→ **Stored items**:
*****

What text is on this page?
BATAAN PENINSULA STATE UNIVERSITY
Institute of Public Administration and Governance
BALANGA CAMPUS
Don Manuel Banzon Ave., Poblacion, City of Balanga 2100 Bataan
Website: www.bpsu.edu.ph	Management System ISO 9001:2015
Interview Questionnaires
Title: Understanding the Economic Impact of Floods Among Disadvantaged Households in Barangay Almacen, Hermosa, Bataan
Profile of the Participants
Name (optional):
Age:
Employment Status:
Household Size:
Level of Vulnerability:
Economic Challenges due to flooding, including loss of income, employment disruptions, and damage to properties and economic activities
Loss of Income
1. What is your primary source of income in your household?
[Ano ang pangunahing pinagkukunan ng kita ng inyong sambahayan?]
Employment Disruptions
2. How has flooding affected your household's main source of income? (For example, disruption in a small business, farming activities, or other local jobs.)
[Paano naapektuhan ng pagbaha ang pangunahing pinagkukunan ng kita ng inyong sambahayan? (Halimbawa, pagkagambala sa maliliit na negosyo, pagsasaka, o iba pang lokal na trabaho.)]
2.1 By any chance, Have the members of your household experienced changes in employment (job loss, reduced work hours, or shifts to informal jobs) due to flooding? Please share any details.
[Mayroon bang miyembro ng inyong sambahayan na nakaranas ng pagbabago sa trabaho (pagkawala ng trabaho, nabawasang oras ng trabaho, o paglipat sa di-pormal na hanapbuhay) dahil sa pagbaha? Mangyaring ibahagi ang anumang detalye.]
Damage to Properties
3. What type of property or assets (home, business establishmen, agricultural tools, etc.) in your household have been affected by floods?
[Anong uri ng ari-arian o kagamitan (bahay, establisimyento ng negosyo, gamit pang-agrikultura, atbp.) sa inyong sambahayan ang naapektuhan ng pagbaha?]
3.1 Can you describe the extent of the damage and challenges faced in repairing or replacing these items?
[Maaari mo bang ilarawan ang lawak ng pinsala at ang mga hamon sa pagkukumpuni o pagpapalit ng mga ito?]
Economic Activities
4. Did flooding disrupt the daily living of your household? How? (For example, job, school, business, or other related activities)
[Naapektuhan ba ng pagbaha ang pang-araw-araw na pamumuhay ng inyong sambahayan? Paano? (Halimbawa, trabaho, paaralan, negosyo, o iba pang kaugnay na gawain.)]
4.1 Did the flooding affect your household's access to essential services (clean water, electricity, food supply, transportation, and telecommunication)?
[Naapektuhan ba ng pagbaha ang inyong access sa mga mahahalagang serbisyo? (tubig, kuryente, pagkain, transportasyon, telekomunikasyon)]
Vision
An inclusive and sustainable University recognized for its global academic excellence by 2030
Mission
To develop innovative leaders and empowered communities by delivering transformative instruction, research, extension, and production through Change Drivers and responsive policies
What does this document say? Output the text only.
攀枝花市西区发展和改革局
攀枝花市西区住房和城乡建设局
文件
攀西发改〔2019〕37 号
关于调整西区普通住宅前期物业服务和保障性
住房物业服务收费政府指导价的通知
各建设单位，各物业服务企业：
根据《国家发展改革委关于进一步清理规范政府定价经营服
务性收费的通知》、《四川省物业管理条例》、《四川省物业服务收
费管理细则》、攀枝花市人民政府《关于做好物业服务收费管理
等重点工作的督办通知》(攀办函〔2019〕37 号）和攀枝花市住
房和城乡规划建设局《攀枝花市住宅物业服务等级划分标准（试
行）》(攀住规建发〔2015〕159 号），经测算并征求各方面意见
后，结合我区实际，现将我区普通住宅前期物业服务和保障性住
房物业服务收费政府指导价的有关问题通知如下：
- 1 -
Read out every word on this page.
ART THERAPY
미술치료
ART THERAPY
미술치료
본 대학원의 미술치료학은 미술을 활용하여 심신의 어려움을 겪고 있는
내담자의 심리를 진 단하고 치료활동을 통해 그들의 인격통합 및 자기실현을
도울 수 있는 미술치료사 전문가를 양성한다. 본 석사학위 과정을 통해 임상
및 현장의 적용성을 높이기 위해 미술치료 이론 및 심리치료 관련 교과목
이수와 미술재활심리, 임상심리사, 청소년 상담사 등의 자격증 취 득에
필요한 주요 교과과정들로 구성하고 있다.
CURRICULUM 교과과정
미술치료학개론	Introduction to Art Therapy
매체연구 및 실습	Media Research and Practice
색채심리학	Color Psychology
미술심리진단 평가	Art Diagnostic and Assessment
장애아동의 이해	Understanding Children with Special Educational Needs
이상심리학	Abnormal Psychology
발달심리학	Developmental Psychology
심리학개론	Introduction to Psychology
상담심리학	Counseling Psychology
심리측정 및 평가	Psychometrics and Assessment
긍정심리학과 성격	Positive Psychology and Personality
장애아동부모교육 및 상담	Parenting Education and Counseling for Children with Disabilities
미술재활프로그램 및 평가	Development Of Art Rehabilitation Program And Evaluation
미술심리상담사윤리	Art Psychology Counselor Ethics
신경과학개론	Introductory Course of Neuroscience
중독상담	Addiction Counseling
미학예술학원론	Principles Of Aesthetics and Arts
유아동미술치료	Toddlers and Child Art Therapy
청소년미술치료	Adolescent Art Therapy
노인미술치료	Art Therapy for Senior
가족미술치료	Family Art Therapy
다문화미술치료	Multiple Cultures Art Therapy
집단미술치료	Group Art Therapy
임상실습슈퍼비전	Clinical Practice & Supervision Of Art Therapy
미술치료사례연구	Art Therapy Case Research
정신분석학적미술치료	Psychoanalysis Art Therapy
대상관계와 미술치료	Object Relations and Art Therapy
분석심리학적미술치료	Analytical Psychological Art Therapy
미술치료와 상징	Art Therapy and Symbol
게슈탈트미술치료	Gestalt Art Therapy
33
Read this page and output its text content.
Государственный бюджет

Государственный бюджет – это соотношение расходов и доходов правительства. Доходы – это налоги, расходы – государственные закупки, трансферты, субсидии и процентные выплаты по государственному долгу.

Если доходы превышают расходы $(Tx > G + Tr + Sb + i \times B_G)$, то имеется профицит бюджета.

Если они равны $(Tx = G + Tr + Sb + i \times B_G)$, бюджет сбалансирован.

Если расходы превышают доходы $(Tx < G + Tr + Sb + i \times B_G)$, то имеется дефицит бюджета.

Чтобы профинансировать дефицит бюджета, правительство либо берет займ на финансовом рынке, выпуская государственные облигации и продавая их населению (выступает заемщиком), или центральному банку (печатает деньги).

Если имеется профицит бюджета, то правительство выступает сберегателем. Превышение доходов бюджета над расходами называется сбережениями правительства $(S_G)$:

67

*****

Read the entries and select each line where the word "bang" is found.

[Mayroon bang miyembro ng inyong sambahayan na nakaranas ng pagbabago sa trabaho (pagkawala ng trabaho, nabawasang oras ng trabaho, o paglipat sa di-pormal na hanapbuhay) dahil sa pagbaha? Mangyaring ibahagi ang anumang detalye.]
[Maaari mo bang ilarawan ang lawak ng pinsala at ang mga hamon sa pagkukumpuni o pagpapalit ng mga ito?]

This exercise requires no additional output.